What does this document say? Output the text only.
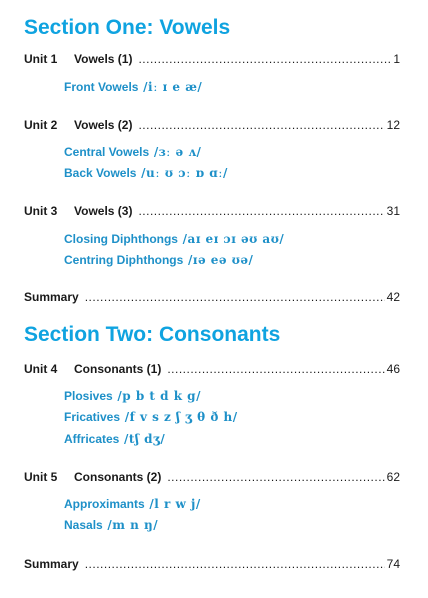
Section One: Vowels
Unit 1	Vowels (1) .....	1
Front Vowels /iː ɪ e æ/
Unit 2	Vowels (2) .....	12
Central Vowels /ɜː ə ʌ/
Back Vowels /uː ʊ ɔː ɒ ɑː/
Unit 3	Vowels (3) .....	31
Closing Diphthongs /aɪ eɪ ɔɪ əʊ aʊ/
Centring Diphthongs /ɪə eə ʊə/
Summary .....	42
Section Two: Consonants
Unit 4	Consonants (1) .....	46
Plosives /p b t d k g/
Fricatives /f v s z ʃ ʒ θ ð h/
Affricates /tʃ dʒ/
Unit 5	Consonants (2) .....	62
Approximants /l r w j/
Nasals /m n ŋ/
Summary .....	74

══════════

* _Work to do_
Reproduce every record above exactly, but leave out the pictures.

* _Solution to the exercise_
What does this document say? Output the text only.
Section One: Vowels
Unit 1	Vowels (1) .....	1
Front Vowels /iː ɪ e æ/
Unit 2	Vowels (2) .....	12
Central Vowels /ɜː ə ʌ/
Back Vowels /uː ʊ ɔː ɒ ɑː/
Unit 3	Vowels (3) .....	31
Closing Diphthongs /aɪ eɪ ɔɪ əʊ aʊ/
Centring Diphthongs /ɪə eə ʊə/
Summary .....	42
Section Two: Consonants
Unit 4	Consonants (1) .....	46
Plosives /p b t d k g/
Fricatives /f v s z ʃ ʒ θ ð h/
Affricates /tʃ dʒ/
Unit 5	Consonants (2) .....	62
Approximants /l r w j/
Nasals /m n ŋ/
Summary .....	74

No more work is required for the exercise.